(Exercise description):
Quote the whole listing exactly. Leave the pictures out of your copy.

Data entries:
============================================================

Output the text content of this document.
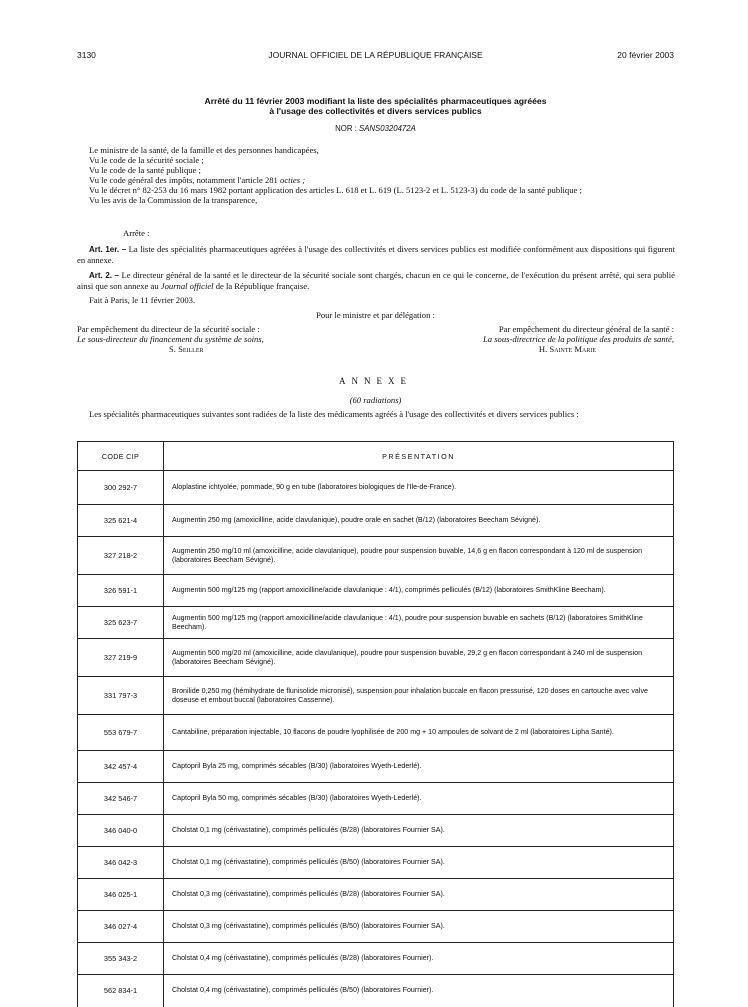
3130	JOURNAL OFFICIEL DE LA RÉPUBLIQUE FRANÇAISE	20 février 2003
Arrêté du 11 février 2003 modifiant la liste des spécialités pharmaceutiques agréées
à l'usage des collectivités et divers services publics
NOR : SANS0320472A
Le ministre de la santé, de la famille et des personnes handicapées,
Vu le code de la sécurité sociale ;
Vu le code de la santé publique ;
Vu le code général des impôts, notamment l'article 281 octies ;
Vu le décret n° 82-253 du 16 mars 1982 portant application des articles L. 618 et L. 619 (L. 5123-2 et L. 5123-3) du code de la santé publique ;
Vu les avis de la Commission de la transparence,
Arrête :
Art. 1er. – La liste des spécialités pharmaceutiques agréées à l'usage des collectivités et divers services publics est modifiée conformément aux dispositions qui figurent en annexe.
Art. 2. – Le directeur général de la santé et le directeur de la sécurité sociale sont chargés, chacun en ce qui le concerne, de l'exécution du présent arrêté, qui sera publié ainsi que son annexe au Journal officiel de la République française.
Fait à Paris, le 11 février 2003.
Pour le ministre et par délégation :
Par empêchement du directeur de la sécurité sociale :
Le sous-directeur du financement du système de soins,
S. Seiller
Par empêchement du directeur général de la santé :
La sous-directrice de la politique des produits de santé,
H. Sainte Marie
ANNEXE
(60 radiations)
Les spécialités pharmaceutiques suivantes sont radiées de la liste des médicaments agréés à l'usage des collectivités et divers services publics :
CODE CIP	PRÉSENTATION
300 292-7	Aloplastine ichtyolée, pommade, 90 g en tube (laboratoires biologiques de l'Ile-de-France).
325 621-4	Augmentin 250 mg (amoxicilline, acide clavulanique), poudre orale en sachet (B/12) (laboratoires Beecham Sévigné).
327 218-2	Augmentin 250 mg/10 ml (amoxicilline, acide clavulanique), poudre pour suspension buvable, 14,6 g en flacon correspondant à 120 ml de suspension (laboratoires Beecham Sévigné).
326 591-1	Augmentin 500 mg/125 mg (rapport amoxicilline/acide clavulanique : 4/1), comprimés pelliculés (B/12) (laboratoires SmithKline Beecham).
325 623-7	Augmentin 500 mg/125 mg (rapport amoxicilline/acide clavulanique : 4/1), poudre pour suspension buvable en sachets (B/12) (laboratoires SmithKline Beecham).
327 219-9	Augmentin 500 mg/20 ml (amoxicilline, acide clavulanique), poudre pour suspension buvable, 29,2 g en flacon correspondant à 240 ml de suspension (laboratoires Beecham Sévigné).
331 797-3	Bronilide 0,250 mg (hémihydrate de flunisolide micronisé), suspension pour inhalation buccale en flacon pressurisé, 120 doses en cartouche avec valve doseuse et embout buccal (laboratoires Cassenne).
553 679-7	Cantabiline, préparation injectable, 10 flacons de poudre lyophilisée de 200 mg + 10 ampoules de solvant de 2 ml (laboratoires Lipha Santé).
342 457-4	Captopril Byla 25 mg, comprimés sécables (B/30) (laboratoires Wyeth-Lederlé).
342 546-7	Captopril Byla 50 mg, comprimés sécables (B/30) (laboratoires Wyeth-Lederlé).
346 040-0	Cholstat 0,1 mg (cérivastatine), comprimés pelliculés (B/28) (laboratoires Fournier SA).
346 042-3	Cholstat 0,1 mg (cérivastatine), comprimés pelliculés (B/50) (laboratoires Fournier SA).
346 025-1	Cholstat 0,3 mg (cérivastatine), comprimés pelliculés (B/28) (laboratoires Fournier SA).
346 027-4	Cholstat 0,3 mg (cérivastatine), comprimés pelliculés (B/50) (laboratoires Fournier SA).
355 343-2	Cholstat 0,4 mg (cérivastatine), comprimés pelliculés (B/28) (laboratoires Fournier).
562 834-1	Cholstat 0,4 mg (cérivastatine), comprimés pelliculés (B/50) (laboratoires Fournier).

============================================================

(Exercise result):
Output the text content of this document.
3130	JOURNAL OFFICIEL DE LA RÉPUBLIQUE FRANÇAISE	20 février 2003
Arrêté du 11 février 2003 modifiant la liste des spécialités pharmaceutiques agréées
à l'usage des collectivités et divers services publics
NOR : SANS0320472A
Le ministre de la santé, de la famille et des personnes handicapées,
Vu le code de la sécurité sociale ;
Vu le code de la santé publique ;
Vu le code général des impôts, notamment l'article 281 octies ;
Vu le décret n° 82-253 du 16 mars 1982 portant application des articles L. 618 et L. 619 (L. 5123-2 et L. 5123-3) du code de la santé publique ;
Vu les avis de la Commission de la transparence,
Arrête :
Art. 1er. – La liste des spécialités pharmaceutiques agréées à l'usage des collectivités et divers services publics est modifiée conformément aux dispositions qui figurent en annexe.
Art. 2. – Le directeur général de la santé et le directeur de la sécurité sociale sont chargés, chacun en ce qui le concerne, de l'exécution du présent arrêté, qui sera publié ainsi que son annexe au Journal officiel de la République française.
Fait à Paris, le 11 février 2003.
Pour le ministre et par délégation :
Par empêchement du directeur de la sécurité sociale :
Le sous-directeur du financement du système de soins,
S. Seiller
Par empêchement du directeur général de la santé :
La sous-directrice de la politique des produits de santé,
H. Sainte Marie
ANNEXE
(60 radiations)
Les spécialités pharmaceutiques suivantes sont radiées de la liste des médicaments agréés à l'usage des collectivités et divers services publics :
CODE CIP	PRÉSENTATION
300 292-7	Aloplastine ichtyolée, pommade, 90 g en tube (laboratoires biologiques de l'Ile-de-France).
325 621-4	Augmentin 250 mg (amoxicilline, acide clavulanique), poudre orale en sachet (B/12) (laboratoires Beecham Sévigné).
327 218-2	Augmentin 250 mg/10 ml (amoxicilline, acide clavulanique), poudre pour suspension buvable, 14,6 g en flacon correspondant à 120 ml de suspension (laboratoires Beecham Sévigné).
326 591-1	Augmentin 500 mg/125 mg (rapport amoxicilline/acide clavulanique : 4/1), comprimés pelliculés (B/12) (laboratoires SmithKline Beecham).
325 623-7	Augmentin 500 mg/125 mg (rapport amoxicilline/acide clavulanique : 4/1), poudre pour suspension buvable en sachets (B/12) (laboratoires SmithKline Beecham).
327 219-9	Augmentin 500 mg/20 ml (amoxicilline, acide clavulanique), poudre pour suspension buvable, 29,2 g en flacon correspondant à 240 ml de suspension (laboratoires Beecham Sévigné).
331 797-3	Bronilide 0,250 mg (hémihydrate de flunisolide micronisé), suspension pour inhalation buccale en flacon pressurisé, 120 doses en cartouche avec valve doseuse et embout buccal (laboratoires Cassenne).
553 679-7	Cantabiline, préparation injectable, 10 flacons de poudre lyophilisée de 200 mg + 10 ampoules de solvant de 2 ml (laboratoires Lipha Santé).
342 457-4	Captopril Byla 25 mg, comprimés sécables (B/30) (laboratoires Wyeth-Lederlé).
342 546-7	Captopril Byla 50 mg, comprimés sécables (B/30) (laboratoires Wyeth-Lederlé).
346 040-0	Cholstat 0,1 mg (cérivastatine), comprimés pelliculés (B/28) (laboratoires Fournier SA).
346 042-3	Cholstat 0,1 mg (cérivastatine), comprimés pelliculés (B/50) (laboratoires Fournier SA).
346 025-1	Cholstat 0,3 mg (cérivastatine), comprimés pelliculés (B/28) (laboratoires Fournier SA).
346 027-4	Cholstat 0,3 mg (cérivastatine), comprimés pelliculés (B/50) (laboratoires Fournier SA).
355 343-2	Cholstat 0,4 mg (cérivastatine), comprimés pelliculés (B/28) (laboratoires Fournier).
562 834-1	Cholstat 0,4 mg (cérivastatine), comprimés pelliculés (B/50) (laboratoires Fournier).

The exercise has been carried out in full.